Given data:
§ §
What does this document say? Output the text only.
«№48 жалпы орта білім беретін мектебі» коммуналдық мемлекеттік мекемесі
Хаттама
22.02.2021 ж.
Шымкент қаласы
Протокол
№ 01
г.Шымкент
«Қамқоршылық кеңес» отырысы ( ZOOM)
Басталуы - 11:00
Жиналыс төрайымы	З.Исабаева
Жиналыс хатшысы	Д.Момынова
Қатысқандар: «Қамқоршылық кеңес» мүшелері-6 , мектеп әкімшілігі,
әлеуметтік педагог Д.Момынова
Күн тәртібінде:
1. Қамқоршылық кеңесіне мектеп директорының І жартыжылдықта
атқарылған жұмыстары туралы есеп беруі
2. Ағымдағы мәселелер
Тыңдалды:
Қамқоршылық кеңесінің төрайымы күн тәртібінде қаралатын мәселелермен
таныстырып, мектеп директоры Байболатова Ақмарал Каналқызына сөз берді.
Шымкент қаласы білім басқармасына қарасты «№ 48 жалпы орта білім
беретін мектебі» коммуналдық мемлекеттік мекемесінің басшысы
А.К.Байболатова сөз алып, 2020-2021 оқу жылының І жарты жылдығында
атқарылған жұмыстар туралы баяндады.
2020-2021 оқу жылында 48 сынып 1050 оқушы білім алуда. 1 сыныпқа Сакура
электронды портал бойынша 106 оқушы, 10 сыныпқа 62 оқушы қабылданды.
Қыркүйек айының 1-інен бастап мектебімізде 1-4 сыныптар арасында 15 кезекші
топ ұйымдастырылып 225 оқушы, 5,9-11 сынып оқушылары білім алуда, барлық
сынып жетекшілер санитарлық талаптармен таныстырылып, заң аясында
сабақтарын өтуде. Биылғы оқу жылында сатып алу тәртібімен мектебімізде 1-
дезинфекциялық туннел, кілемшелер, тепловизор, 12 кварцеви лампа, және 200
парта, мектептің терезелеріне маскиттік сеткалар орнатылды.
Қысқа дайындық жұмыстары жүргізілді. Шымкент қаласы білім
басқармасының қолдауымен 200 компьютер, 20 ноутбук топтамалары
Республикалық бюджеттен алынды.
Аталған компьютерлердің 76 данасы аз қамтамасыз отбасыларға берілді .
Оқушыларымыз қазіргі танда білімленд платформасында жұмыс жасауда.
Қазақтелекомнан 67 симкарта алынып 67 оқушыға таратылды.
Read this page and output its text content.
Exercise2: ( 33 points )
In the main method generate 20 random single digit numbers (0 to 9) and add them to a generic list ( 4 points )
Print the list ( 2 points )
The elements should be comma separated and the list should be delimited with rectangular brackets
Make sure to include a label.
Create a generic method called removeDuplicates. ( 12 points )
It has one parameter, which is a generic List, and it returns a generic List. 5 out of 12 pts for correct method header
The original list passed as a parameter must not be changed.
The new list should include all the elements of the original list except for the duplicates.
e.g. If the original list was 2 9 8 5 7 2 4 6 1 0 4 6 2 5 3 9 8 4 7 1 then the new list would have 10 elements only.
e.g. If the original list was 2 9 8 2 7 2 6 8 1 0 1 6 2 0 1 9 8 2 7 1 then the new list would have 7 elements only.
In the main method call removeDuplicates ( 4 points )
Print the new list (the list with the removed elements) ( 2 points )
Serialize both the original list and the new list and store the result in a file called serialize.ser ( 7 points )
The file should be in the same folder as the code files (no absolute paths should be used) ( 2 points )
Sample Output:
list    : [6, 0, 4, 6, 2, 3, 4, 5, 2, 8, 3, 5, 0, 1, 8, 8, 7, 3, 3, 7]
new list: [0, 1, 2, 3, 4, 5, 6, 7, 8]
§ §
Task statement:
Return all of the entries word for word.

Written answer:
What does this document say? Output the text only.
«№48 жалпы орта білім беретін мектебі» коммуналдық мемлекеттік мекемесі
Хаттама
22.02.2021 ж.
Шымкент қаласы
Протокол
№ 01
г.Шымкент
«Қамқоршылық кеңес» отырысы ( ZOOM)
Басталуы - 11:00
Жиналыс төрайымы	З.Исабаева
Жиналыс хатшысы	Д.Момынова
Қатысқандар: «Қамқоршылық кеңес» мүшелері-6 , мектеп әкімшілігі,
әлеуметтік педагог Д.Момынова
Күн тәртібінде:
1. Қамқоршылық кеңесіне мектеп директорының І жартыжылдықта
атқарылған жұмыстары туралы есеп беруі
2. Ағымдағы мәселелер
Тыңдалды:
Қамқоршылық кеңесінің төрайымы күн тәртібінде қаралатын мәселелермен
таныстырып, мектеп директоры Байболатова Ақмарал Каналқызына сөз берді.
Шымкент қаласы білім басқармасына қарасты «№ 48 жалпы орта білім
беретін мектебі» коммуналдық мемлекеттік мекемесінің басшысы
А.К.Байболатова сөз алып, 2020-2021 оқу жылының І жарты жылдығында
атқарылған жұмыстар туралы баяндады.
2020-2021 оқу жылында 48 сынып 1050 оқушы білім алуда. 1 сыныпқа Сакура
электронды портал бойынша 106 оқушы, 10 сыныпқа 62 оқушы қабылданды.
Қыркүйек айының 1-інен бастап мектебімізде 1-4 сыныптар арасында 15 кезекші
топ ұйымдастырылып 225 оқушы, 5,9-11 сынып оқушылары білім алуда, барлық
сынып жетекшілер санитарлық талаптармен таныстырылып, заң аясында
сабақтарын өтуде. Биылғы оқу жылында сатып алу тәртібімен мектебімізде 1-
дезинфекциялық туннел, кілемшелер, тепловизор, 12 кварцеви лампа, және 200
парта, мектептің терезелеріне маскиттік сеткалар орнатылды.
Қысқа дайындық жұмыстары жүргізілді. Шымкент қаласы білім
басқармасының қолдауымен 200 компьютер, 20 ноутбук топтамалары
Республикалық бюджеттен алынды.
Аталған компьютерлердің 76 данасы аз қамтамасыз отбасыларға берілді .
Оқушыларымыз қазіргі танда білімленд платформасында жұмыс жасауда.
Қазақтелекомнан 67 симкарта алынып 67 оқушыға таратылды.
Read this page and output its text content.
Exercise2: ( 33 points )
In the main method generate 20 random single digit numbers (0 to 9) and add them to a generic list ( 4 points )
Print the list ( 2 points )
The elements should be comma separated and the list should be delimited with rectangular brackets
Make sure to include a label.
Create a generic method called removeDuplicates. ( 12 points )
It has one parameter, which is a generic List, and it returns a generic List. 5 out of 12 pts for correct method header
The original list passed as a parameter must not be changed.
The new list should include all the elements of the original list except for the duplicates.
e.g. If the original list was 2 9 8 5 7 2 4 6 1 0 4 6 2 5 3 9 8 4 7 1 then the new list would have 10 elements only.
e.g. If the original list was 2 9 8 2 7 2 6 8 1 0 1 6 2 0 1 9 8 2 7 1 then the new list would have 7 elements only.
In the main method call removeDuplicates ( 4 points )
Print the new list (the list with the removed elements) ( 2 points )
Serialize both the original list and the new list and store the result in a file called serialize.ser ( 7 points )
The file should be in the same folder as the code files (no absolute paths should be used) ( 2 points )
Sample Output:
list    : [6, 0, 4, 6, 2, 3, 4, 5, 2, 8, 3, 5, 0, 1, 8, 8, 7, 3, 3, 7]
new list: [0, 1, 2, 3, 4, 5, 6, 7, 8]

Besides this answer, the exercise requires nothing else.